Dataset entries

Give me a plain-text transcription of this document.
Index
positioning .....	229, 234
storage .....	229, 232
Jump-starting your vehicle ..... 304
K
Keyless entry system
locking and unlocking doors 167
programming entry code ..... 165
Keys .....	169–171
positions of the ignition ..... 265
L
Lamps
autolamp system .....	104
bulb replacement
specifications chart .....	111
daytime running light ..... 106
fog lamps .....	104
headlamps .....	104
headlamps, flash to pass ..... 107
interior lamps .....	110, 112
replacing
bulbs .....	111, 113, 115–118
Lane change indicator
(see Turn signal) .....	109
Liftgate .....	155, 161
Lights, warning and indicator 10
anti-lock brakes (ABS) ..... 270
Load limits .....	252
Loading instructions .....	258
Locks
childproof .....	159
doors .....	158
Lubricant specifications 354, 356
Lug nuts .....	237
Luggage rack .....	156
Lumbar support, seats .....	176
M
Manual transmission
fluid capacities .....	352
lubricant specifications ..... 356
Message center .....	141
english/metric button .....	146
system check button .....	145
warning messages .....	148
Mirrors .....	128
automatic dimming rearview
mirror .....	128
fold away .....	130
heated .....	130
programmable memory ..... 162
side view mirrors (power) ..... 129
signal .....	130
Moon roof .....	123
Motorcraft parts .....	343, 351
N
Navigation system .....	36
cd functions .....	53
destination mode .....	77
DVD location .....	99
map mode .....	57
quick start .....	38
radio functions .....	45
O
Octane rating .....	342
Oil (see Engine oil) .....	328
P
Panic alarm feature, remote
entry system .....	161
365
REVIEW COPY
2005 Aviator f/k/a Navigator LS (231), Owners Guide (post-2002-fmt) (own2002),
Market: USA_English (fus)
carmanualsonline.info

*SHORT PROBLEM*: Recopy the entries above in their entirety, exactly.

*CORRECT OUTPUT*:
Give me a plain-text transcription of this document.
Index
positioning .....	229, 234
storage .....	229, 232
Jump-starting your vehicle ..... 304
K
Keyless entry system
locking and unlocking doors 167
programming entry code ..... 165
Keys .....	169–171
positions of the ignition ..... 265
L
Lamps
autolamp system .....	104
bulb replacement
specifications chart .....	111
daytime running light ..... 106
fog lamps .....	104
headlamps .....	104
headlamps, flash to pass ..... 107
interior lamps .....	110, 112
replacing
bulbs .....	111, 113, 115–118
Lane change indicator
(see Turn signal) .....	109
Liftgate .....	155, 161
Lights, warning and indicator 10
anti-lock brakes (ABS) ..... 270
Load limits .....	252
Loading instructions .....	258
Locks
childproof .....	159
doors .....	158
Lubricant specifications 354, 356
Lug nuts .....	237
Luggage rack .....	156
Lumbar support, seats .....	176
M
Manual transmission
fluid capacities .....	352
lubricant specifications ..... 356
Message center .....	141
english/metric button .....	146
system check button .....	145
warning messages .....	148
Mirrors .....	128
automatic dimming rearview
mirror .....	128
fold away .....	130
heated .....	130
programmable memory ..... 162
side view mirrors (power) ..... 129
signal .....	130
Moon roof .....	123
Motorcraft parts .....	343, 351
N
Navigation system .....	36
cd functions .....	53
destination mode .....	77
DVD location .....	99
map mode .....	57
quick start .....	38
radio functions .....	45
O
Octane rating .....	342
Oil (see Engine oil) .....	328
P
Panic alarm feature, remote
entry system .....	161
365
REVIEW COPY
2005 Aviator f/k/a Navigator LS (231), Owners Guide (post-2002-fmt) (own2002),
Market: USA_English (fus)
carmanualsonline.info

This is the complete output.